- Task directions -
Locate each line holding the string "content" and copy it.
BEGIN
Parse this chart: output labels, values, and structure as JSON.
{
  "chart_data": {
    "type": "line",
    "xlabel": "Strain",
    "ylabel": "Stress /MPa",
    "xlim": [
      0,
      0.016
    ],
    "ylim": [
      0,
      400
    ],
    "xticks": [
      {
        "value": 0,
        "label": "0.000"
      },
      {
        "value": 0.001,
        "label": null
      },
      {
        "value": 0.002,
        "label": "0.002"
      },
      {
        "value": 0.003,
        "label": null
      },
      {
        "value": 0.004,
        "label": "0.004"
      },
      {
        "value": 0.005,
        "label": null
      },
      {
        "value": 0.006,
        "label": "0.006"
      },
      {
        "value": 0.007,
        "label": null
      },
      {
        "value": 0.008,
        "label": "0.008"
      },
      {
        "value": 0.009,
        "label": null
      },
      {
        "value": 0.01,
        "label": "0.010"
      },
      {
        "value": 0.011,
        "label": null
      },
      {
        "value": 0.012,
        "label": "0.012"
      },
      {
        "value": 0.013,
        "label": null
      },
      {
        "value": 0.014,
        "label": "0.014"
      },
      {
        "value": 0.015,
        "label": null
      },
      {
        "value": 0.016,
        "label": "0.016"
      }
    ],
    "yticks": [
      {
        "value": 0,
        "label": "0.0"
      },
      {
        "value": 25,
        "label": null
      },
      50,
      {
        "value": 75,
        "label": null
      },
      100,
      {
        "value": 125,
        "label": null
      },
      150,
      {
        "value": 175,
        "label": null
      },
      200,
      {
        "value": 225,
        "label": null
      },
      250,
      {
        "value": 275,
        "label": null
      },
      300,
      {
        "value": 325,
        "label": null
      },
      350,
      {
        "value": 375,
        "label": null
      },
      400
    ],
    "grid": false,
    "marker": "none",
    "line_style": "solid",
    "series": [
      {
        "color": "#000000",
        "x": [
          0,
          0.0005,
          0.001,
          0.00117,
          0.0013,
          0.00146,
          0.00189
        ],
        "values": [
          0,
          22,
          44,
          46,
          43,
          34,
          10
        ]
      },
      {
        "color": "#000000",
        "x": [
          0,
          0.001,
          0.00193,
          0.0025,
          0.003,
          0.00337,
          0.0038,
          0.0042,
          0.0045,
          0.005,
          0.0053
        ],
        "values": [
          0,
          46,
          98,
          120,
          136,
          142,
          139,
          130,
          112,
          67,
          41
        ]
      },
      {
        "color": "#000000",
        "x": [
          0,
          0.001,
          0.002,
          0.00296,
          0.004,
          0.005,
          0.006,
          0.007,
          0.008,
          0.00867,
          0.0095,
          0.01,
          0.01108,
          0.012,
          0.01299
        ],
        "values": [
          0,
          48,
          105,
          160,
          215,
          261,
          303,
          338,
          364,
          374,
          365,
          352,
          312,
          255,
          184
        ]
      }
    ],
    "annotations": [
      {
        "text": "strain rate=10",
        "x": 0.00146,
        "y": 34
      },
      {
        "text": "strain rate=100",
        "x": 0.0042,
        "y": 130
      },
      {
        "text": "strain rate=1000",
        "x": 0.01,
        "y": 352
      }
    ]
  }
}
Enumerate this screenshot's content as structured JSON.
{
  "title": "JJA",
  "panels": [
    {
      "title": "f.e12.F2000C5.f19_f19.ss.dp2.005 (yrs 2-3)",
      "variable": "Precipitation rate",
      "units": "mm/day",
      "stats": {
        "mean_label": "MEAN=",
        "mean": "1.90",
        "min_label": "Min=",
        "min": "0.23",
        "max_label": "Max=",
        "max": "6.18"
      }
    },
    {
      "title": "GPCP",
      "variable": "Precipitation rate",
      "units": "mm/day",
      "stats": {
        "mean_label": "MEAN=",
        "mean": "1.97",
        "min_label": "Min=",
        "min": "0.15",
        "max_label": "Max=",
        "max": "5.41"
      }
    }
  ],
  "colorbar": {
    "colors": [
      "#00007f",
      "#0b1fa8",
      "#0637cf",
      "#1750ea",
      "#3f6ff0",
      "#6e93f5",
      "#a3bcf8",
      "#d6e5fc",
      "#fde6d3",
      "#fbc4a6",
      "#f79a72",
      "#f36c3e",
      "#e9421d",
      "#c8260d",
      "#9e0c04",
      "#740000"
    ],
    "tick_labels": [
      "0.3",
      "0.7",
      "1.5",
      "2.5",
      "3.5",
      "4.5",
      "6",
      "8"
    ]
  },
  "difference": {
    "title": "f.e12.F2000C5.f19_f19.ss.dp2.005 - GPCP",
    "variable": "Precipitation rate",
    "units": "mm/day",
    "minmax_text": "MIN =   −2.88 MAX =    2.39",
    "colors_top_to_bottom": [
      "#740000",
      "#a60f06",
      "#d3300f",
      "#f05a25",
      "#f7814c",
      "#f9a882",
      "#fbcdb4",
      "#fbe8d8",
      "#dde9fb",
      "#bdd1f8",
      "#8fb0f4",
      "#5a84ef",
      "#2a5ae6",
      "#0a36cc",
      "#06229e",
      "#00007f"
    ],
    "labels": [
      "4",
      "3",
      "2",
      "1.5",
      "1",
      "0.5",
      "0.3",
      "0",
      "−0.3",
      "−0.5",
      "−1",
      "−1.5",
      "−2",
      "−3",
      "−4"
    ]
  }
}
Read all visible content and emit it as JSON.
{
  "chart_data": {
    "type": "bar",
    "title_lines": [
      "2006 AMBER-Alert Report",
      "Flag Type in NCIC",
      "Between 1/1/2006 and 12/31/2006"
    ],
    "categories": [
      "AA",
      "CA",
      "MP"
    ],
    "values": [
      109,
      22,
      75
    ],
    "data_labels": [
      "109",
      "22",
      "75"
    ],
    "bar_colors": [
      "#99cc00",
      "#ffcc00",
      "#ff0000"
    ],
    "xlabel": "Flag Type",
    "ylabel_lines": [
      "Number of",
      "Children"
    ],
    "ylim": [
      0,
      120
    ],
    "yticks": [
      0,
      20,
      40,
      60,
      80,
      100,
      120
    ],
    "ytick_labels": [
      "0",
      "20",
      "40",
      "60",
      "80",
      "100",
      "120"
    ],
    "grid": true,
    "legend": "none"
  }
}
END
- Expected output -
Enumerate this screenshot's content as structured JSON.
Read all visible content and emit it as JSON.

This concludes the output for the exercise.